DIRECTION ->
Print each line exactly as it is given.

[Stored data]
-------------------------
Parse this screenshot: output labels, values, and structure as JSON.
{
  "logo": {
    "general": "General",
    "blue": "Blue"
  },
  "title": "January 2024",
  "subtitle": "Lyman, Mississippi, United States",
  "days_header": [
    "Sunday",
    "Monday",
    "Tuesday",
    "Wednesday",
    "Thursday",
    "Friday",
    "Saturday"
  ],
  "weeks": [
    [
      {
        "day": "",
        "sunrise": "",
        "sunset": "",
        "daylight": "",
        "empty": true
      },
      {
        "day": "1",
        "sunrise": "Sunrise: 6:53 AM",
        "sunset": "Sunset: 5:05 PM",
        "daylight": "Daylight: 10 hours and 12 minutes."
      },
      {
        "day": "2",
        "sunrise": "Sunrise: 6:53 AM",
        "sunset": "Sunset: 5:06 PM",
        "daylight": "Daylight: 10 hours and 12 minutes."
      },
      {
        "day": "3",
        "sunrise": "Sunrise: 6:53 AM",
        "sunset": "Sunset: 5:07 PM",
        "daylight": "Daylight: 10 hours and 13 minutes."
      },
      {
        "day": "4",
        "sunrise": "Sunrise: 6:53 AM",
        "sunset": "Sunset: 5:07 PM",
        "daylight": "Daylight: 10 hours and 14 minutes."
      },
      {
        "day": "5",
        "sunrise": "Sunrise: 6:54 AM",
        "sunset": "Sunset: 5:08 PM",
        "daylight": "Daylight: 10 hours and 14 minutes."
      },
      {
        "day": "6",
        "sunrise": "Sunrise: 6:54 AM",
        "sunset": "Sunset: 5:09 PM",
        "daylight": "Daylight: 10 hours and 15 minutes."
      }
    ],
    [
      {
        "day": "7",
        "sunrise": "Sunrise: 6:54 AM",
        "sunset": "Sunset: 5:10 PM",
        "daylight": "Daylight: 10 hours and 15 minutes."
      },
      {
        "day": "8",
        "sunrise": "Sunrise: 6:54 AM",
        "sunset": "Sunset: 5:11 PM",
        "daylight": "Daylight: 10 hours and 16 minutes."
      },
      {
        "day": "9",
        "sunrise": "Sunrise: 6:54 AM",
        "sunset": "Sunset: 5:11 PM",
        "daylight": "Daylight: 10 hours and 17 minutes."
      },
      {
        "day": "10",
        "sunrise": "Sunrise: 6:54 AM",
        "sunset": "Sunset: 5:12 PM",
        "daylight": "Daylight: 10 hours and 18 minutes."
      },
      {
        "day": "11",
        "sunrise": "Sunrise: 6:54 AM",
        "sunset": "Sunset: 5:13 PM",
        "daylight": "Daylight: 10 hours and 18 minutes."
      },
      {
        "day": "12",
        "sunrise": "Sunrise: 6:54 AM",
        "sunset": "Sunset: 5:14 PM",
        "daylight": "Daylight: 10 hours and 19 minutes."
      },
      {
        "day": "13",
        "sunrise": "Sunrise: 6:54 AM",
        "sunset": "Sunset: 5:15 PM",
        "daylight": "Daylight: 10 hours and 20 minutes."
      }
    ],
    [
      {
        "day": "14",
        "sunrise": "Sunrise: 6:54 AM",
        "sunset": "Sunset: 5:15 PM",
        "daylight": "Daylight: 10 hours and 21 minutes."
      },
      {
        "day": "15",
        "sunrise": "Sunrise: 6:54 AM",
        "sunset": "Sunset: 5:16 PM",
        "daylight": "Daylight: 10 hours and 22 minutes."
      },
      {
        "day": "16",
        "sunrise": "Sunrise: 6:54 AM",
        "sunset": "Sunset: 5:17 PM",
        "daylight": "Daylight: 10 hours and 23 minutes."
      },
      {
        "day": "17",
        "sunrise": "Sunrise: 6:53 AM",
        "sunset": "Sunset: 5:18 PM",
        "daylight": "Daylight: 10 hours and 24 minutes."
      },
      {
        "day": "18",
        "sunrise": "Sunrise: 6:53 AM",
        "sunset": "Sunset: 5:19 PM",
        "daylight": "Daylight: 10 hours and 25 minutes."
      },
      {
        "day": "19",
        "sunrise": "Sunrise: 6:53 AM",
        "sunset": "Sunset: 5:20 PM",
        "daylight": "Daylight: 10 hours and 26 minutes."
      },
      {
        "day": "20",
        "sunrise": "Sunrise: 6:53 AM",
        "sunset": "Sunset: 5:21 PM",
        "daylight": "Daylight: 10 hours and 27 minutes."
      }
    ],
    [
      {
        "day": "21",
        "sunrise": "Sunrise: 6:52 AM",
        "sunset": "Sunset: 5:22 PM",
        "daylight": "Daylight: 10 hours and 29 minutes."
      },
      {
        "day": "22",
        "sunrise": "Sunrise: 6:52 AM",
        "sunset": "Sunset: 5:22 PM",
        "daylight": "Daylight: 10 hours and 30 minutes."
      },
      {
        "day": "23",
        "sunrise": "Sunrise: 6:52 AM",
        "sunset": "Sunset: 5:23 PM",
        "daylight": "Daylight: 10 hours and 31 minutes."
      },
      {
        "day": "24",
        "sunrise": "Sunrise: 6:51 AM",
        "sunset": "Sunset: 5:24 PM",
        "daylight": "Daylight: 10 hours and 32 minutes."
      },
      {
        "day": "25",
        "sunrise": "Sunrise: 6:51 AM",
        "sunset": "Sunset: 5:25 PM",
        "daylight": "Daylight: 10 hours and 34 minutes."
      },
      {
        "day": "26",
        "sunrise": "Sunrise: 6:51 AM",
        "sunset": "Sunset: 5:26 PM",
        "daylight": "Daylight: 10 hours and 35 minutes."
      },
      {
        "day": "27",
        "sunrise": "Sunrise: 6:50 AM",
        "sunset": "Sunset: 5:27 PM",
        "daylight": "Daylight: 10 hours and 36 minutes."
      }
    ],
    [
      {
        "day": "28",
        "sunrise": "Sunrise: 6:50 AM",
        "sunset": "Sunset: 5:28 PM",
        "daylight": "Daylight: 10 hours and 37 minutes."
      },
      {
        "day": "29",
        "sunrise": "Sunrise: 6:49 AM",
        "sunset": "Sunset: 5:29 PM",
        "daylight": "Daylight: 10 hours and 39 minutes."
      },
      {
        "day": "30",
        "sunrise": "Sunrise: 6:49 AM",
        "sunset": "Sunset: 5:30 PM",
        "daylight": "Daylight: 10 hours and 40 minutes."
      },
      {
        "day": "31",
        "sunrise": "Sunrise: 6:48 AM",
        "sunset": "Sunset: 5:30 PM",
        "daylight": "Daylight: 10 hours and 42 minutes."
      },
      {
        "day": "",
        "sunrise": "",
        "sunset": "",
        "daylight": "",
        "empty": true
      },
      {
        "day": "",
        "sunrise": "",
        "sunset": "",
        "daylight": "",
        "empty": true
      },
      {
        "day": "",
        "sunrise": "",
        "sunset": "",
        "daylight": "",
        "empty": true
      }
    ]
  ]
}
-------------------------
RESPONSE ->
Parse this screenshot: output labels, values, and structure as JSON.
{
  "logo": {
    "general": "General",
    "blue": "Blue"
  },
  "title": "January 2024",
  "subtitle": "Lyman, Mississippi, United States",
  "days_header": [
    "Sunday",
    "Monday",
    "Tuesday",
    "Wednesday",
    "Thursday",
    "Friday",
    "Saturday"
  ],
  "weeks": [
    [
      {
        "day": "",
        "sunrise": "",
        "sunset": "",
        "daylight": "",
        "empty": true
      },
      {
        "day": "1",
        "sunrise": "Sunrise: 6:53 AM",
        "sunset": "Sunset: 5:05 PM",
        "daylight": "Daylight: 10 hours and 12 minutes."
      },
      {
        "day": "2",
        "sunrise": "Sunrise: 6:53 AM",
        "sunset": "Sunset: 5:06 PM",
        "daylight": "Daylight: 10 hours and 12 minutes."
      },
      {
        "day": "3",
        "sunrise": "Sunrise: 6:53 AM",
        "sunset": "Sunset: 5:07 PM",
        "daylight": "Daylight: 10 hours and 13 minutes."
      },
      {
        "day": "4",
        "sunrise": "Sunrise: 6:53 AM",
        "sunset": "Sunset: 5:07 PM",
        "daylight": "Daylight: 10 hours and 14 minutes."
      },
      {
        "day": "5",
        "sunrise": "Sunrise: 6:54 AM",
        "sunset": "Sunset: 5:08 PM",
        "daylight": "Daylight: 10 hours and 14 minutes."
      },
      {
        "day": "6",
        "sunrise": "Sunrise: 6:54 AM",
        "sunset": "Sunset: 5:09 PM",
        "daylight": "Daylight: 10 hours and 15 minutes."
      }
    ],
    [
      {
        "day": "7",
        "sunrise": "Sunrise: 6:54 AM",
        "sunset": "Sunset: 5:10 PM",
        "daylight": "Daylight: 10 hours and 15 minutes."
      },
      {
        "day": "8",
        "sunrise": "Sunrise: 6:54 AM",
        "sunset": "Sunset: 5:11 PM",
        "daylight": "Daylight: 10 hours and 16 minutes."
      },
      {
        "day": "9",
        "sunrise": "Sunrise: 6:54 AM",
        "sunset": "Sunset: 5:11 PM",
        "daylight": "Daylight: 10 hours and 17 minutes."
      },
      {
        "day": "10",
        "sunrise": "Sunrise: 6:54 AM",
        "sunset": "Sunset: 5:12 PM",
        "daylight": "Daylight: 10 hours and 18 minutes."
      },
      {
        "day": "11",
        "sunrise": "Sunrise: 6:54 AM",
        "sunset": "Sunset: 5:13 PM",
        "daylight": "Daylight: 10 hours and 18 minutes."
      },
      {
        "day": "12",
        "sunrise": "Sunrise: 6:54 AM",
        "sunset": "Sunset: 5:14 PM",
        "daylight": "Daylight: 10 hours and 19 minutes."
      },
      {
        "day": "13",
        "sunrise": "Sunrise: 6:54 AM",
        "sunset": "Sunset: 5:15 PM",
        "daylight": "Daylight: 10 hours and 20 minutes."
      }
    ],
    [
      {
        "day": "14",
        "sunrise": "Sunrise: 6:54 AM",
        "sunset": "Sunset: 5:15 PM",
        "daylight": "Daylight: 10 hours and 21 minutes."
      },
      {
        "day": "15",
        "sunrise": "Sunrise: 6:54 AM",
        "sunset": "Sunset: 5:16 PM",
        "daylight": "Daylight: 10 hours and 22 minutes."
      },
      {
        "day": "16",
        "sunrise": "Sunrise: 6:54 AM",
        "sunset": "Sunset: 5:17 PM",
        "daylight": "Daylight: 10 hours and 23 minutes."
      },
      {
        "day": "17",
        "sunrise": "Sunrise: 6:53 AM",
        "sunset": "Sunset: 5:18 PM",
        "daylight": "Daylight: 10 hours and 24 minutes."
      },
      {
        "day": "18",
        "sunrise": "Sunrise: 6:53 AM",
        "sunset": "Sunset: 5:19 PM",
        "daylight": "Daylight: 10 hours and 25 minutes."
      },
      {
        "day": "19",
        "sunrise": "Sunrise: 6:53 AM",
        "sunset": "Sunset: 5:20 PM",
        "daylight": "Daylight: 10 hours and 26 minutes."
      },
      {
        "day": "20",
        "sunrise": "Sunrise: 6:53 AM",
        "sunset": "Sunset: 5:21 PM",
        "daylight": "Daylight: 10 hours and 27 minutes."
      }
    ],
    [
      {
        "day": "21",
        "sunrise": "Sunrise: 6:52 AM",
        "sunset": "Sunset: 5:22 PM",
        "daylight": "Daylight: 10 hours and 29 minutes."
      },
      {
        "day": "22",
        "sunrise": "Sunrise: 6:52 AM",
        "sunset": "Sunset: 5:22 PM",
        "daylight": "Daylight: 10 hours and 30 minutes."
      },
      {
        "day": "23",
        "sunrise": "Sunrise: 6:52 AM",
        "sunset": "Sunset: 5:23 PM",
        "daylight": "Daylight: 10 hours and 31 minutes."
      },
      {
        "day": "24",
        "sunrise": "Sunrise: 6:51 AM",
        "sunset": "Sunset: 5:24 PM",
        "daylight": "Daylight: 10 hours and 32 minutes."
      },
      {
        "day": "25",
        "sunrise": "Sunrise: 6:51 AM",
        "sunset": "Sunset: 5:25 PM",
        "daylight": "Daylight: 10 hours and 34 minutes."
      },
      {
        "day": "26",
        "sunrise": "Sunrise: 6:51 AM",
        "sunset": "Sunset: 5:26 PM",
        "daylight": "Daylight: 10 hours and 35 minutes."
      },
      {
        "day": "27",
        "sunrise": "Sunrise: 6:50 AM",
        "sunset": "Sunset: 5:27 PM",
        "daylight": "Daylight: 10 hours and 36 minutes."
      }
    ],
    [
      {
        "day": "28",
        "sunrise": "Sunrise: 6:50 AM",
        "sunset": "Sunset: 5:28 PM",
        "daylight": "Daylight: 10 hours and 37 minutes."
      },
      {
        "day": "29",
        "sunrise": "Sunrise: 6:49 AM",
        "sunset": "Sunset: 5:29 PM",
        "daylight": "Daylight: 10 hours and 39 minutes."
      },
      {
        "day": "30",
        "sunrise": "Sunrise: 6:49 AM",
        "sunset": "Sunset: 5:30 PM",
        "daylight": "Daylight: 10 hours and 40 minutes."
      },
      {
        "day": "31",
        "sunrise": "Sunrise: 6:48 AM",
        "sunset": "Sunset: 5:30 PM",
        "daylight": "Daylight: 10 hours and 42 minutes."
      },
      {
        "day": "",
        "sunrise": "",
        "sunset": "",
        "daylight": "",
        "empty": true
      },
      {
        "day": "",
        "sunrise": "",
        "sunset": "",
        "daylight": "",
        "empty": true
      },
      {
        "day": "",
        "sunrise": "",
        "sunset": "",
        "daylight": "",
        "empty": true
      }
    ]
  ]
}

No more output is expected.